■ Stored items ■
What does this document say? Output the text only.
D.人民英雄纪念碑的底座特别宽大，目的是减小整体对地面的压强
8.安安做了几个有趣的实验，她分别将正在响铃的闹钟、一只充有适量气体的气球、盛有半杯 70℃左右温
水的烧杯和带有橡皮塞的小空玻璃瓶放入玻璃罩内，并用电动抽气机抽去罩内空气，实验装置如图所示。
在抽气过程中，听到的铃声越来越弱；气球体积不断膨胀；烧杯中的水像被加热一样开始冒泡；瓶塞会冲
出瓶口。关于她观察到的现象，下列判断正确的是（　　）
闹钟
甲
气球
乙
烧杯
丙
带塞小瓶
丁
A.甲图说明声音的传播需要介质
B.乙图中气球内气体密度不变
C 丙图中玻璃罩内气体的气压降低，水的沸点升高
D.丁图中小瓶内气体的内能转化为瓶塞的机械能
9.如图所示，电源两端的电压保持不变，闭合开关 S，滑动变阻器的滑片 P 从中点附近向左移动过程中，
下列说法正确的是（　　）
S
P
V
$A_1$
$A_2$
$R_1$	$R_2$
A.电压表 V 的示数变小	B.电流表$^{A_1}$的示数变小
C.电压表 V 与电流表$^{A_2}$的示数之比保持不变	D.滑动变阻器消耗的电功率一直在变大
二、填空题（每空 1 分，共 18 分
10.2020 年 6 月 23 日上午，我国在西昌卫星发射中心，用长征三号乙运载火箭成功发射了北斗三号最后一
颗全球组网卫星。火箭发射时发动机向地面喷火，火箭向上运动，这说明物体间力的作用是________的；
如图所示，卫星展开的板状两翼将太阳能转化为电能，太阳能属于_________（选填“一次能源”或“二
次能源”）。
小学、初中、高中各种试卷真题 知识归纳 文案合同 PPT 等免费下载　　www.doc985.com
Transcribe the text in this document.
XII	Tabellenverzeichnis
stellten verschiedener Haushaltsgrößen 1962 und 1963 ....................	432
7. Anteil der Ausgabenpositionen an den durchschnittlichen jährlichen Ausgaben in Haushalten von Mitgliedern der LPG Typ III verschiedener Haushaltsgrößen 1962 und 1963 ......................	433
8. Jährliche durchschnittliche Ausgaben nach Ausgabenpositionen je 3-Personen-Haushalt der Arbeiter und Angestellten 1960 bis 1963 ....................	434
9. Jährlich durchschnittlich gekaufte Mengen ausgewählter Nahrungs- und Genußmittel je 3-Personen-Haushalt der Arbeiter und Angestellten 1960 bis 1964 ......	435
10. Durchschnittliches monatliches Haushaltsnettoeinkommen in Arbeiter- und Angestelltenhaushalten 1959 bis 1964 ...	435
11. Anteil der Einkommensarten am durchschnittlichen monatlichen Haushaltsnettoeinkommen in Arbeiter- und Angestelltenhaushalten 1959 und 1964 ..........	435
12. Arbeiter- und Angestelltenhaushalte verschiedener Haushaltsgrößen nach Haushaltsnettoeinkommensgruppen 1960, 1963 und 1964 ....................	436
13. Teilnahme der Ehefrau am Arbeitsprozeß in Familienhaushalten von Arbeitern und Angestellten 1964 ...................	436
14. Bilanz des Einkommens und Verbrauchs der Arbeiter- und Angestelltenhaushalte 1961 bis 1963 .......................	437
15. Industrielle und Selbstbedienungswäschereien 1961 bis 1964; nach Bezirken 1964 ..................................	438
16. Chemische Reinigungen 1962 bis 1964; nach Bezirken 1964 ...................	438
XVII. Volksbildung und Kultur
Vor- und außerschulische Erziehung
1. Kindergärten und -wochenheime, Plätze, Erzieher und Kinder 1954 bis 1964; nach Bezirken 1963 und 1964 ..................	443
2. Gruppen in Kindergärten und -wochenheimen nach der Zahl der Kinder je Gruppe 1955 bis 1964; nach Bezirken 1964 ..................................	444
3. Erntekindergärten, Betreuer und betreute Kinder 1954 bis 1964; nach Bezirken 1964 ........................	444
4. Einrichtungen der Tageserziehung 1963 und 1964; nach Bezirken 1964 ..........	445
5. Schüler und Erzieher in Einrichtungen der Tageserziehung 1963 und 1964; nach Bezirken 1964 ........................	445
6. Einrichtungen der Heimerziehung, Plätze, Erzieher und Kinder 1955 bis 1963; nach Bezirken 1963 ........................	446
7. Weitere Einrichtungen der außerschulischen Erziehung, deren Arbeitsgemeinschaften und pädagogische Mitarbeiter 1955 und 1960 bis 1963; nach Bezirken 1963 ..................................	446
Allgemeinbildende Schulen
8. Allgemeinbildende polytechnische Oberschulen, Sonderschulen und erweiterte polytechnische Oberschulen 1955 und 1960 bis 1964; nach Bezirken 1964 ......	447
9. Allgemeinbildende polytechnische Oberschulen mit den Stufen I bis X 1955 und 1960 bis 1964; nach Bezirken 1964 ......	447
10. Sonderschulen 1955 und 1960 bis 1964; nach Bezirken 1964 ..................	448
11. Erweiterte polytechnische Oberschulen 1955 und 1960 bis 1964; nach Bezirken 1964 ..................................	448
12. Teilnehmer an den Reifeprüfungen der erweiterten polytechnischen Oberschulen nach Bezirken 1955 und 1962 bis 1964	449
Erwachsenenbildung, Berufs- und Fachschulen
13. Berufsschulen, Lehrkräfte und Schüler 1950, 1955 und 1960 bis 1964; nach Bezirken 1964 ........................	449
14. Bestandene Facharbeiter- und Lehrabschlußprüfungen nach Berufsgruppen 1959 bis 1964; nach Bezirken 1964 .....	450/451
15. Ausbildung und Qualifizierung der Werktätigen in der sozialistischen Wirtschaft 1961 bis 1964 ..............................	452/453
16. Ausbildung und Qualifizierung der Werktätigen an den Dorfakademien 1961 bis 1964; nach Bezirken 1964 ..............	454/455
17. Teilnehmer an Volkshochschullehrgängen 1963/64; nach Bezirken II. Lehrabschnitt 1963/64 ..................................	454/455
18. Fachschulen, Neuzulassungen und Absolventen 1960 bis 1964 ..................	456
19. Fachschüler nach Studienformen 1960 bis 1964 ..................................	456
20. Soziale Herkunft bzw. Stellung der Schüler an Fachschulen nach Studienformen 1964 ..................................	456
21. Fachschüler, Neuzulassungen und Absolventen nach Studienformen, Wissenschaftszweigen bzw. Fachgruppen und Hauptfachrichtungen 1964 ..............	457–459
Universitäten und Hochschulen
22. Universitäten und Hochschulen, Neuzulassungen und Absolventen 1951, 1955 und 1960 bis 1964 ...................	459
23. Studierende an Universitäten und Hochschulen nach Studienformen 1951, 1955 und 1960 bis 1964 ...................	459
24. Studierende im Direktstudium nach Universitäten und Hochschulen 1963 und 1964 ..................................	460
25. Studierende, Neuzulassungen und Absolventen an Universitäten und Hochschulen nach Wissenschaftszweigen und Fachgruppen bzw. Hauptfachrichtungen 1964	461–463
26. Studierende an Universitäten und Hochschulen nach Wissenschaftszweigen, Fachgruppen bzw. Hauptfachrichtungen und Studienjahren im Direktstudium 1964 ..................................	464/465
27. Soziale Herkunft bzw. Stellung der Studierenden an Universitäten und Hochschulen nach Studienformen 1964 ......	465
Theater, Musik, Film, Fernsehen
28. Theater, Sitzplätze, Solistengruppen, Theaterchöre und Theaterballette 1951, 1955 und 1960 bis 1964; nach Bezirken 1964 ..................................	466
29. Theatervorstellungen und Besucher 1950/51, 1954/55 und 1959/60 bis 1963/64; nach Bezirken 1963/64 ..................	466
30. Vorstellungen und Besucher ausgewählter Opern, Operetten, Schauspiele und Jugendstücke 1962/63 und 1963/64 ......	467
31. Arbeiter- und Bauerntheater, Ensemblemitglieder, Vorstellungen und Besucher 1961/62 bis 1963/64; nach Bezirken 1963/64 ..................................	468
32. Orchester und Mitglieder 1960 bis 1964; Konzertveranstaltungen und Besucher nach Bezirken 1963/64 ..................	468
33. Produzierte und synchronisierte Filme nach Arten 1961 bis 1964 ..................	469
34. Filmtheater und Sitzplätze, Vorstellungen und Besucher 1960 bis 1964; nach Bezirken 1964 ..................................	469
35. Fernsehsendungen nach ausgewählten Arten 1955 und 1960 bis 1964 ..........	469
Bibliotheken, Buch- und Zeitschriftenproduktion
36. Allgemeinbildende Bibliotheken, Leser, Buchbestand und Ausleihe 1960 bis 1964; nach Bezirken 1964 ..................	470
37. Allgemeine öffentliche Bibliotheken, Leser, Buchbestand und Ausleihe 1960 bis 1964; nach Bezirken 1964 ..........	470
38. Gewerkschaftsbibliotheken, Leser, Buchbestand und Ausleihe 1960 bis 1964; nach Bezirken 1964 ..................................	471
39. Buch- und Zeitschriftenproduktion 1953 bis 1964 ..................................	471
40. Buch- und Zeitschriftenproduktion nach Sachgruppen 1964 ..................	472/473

■ Exercise ■
Considering only the records above, state the number of lines that include the word "Allgemeinbildende", with nothing added.

■ Solution for this task ■
4